## begin
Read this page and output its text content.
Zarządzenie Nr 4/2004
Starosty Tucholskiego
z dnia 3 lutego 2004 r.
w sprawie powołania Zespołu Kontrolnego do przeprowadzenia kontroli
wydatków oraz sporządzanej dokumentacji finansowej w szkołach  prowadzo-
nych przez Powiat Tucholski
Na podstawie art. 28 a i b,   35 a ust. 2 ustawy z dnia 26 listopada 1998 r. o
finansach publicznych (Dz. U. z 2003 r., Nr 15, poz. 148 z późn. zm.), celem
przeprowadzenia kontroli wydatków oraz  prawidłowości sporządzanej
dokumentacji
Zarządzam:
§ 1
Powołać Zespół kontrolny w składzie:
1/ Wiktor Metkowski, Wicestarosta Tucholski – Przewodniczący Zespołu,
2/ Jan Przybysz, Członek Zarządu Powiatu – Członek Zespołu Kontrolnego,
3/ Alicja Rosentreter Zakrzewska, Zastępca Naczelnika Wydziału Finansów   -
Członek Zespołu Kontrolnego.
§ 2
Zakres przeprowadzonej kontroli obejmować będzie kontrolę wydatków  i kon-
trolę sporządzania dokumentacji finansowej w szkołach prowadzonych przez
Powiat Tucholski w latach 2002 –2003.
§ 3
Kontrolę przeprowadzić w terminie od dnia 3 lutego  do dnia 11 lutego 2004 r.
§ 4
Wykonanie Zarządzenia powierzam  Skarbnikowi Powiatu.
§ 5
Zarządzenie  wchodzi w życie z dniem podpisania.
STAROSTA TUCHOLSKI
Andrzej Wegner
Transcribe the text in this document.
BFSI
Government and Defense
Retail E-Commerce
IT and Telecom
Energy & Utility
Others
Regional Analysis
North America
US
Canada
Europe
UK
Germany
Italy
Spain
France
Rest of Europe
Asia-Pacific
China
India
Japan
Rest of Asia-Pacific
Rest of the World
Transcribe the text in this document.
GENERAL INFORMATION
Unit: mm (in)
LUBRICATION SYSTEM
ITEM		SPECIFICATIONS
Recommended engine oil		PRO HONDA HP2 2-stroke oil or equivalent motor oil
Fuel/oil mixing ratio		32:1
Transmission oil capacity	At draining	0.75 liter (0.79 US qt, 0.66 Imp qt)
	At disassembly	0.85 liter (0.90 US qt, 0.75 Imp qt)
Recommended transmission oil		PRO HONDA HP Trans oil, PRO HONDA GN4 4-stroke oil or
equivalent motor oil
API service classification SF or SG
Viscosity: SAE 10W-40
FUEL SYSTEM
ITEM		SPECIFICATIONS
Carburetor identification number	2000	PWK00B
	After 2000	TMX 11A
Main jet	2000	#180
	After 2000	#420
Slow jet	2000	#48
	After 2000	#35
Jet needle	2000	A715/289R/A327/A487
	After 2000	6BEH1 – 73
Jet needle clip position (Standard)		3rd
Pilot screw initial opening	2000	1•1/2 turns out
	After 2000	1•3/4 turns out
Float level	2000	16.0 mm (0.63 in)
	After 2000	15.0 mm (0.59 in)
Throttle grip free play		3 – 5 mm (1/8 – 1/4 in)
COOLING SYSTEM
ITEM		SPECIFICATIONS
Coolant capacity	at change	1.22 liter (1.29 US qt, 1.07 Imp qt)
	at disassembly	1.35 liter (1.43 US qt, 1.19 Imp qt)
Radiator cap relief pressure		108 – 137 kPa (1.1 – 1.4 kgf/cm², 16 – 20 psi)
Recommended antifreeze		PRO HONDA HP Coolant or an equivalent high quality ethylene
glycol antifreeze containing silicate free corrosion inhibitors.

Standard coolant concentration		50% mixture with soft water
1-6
## end
### Exercise prompt
Return a copy of every line that includes the word "Rest".

### Result of this exercise
Rest of Europe
Rest of Asia-Pacific
Rest of the World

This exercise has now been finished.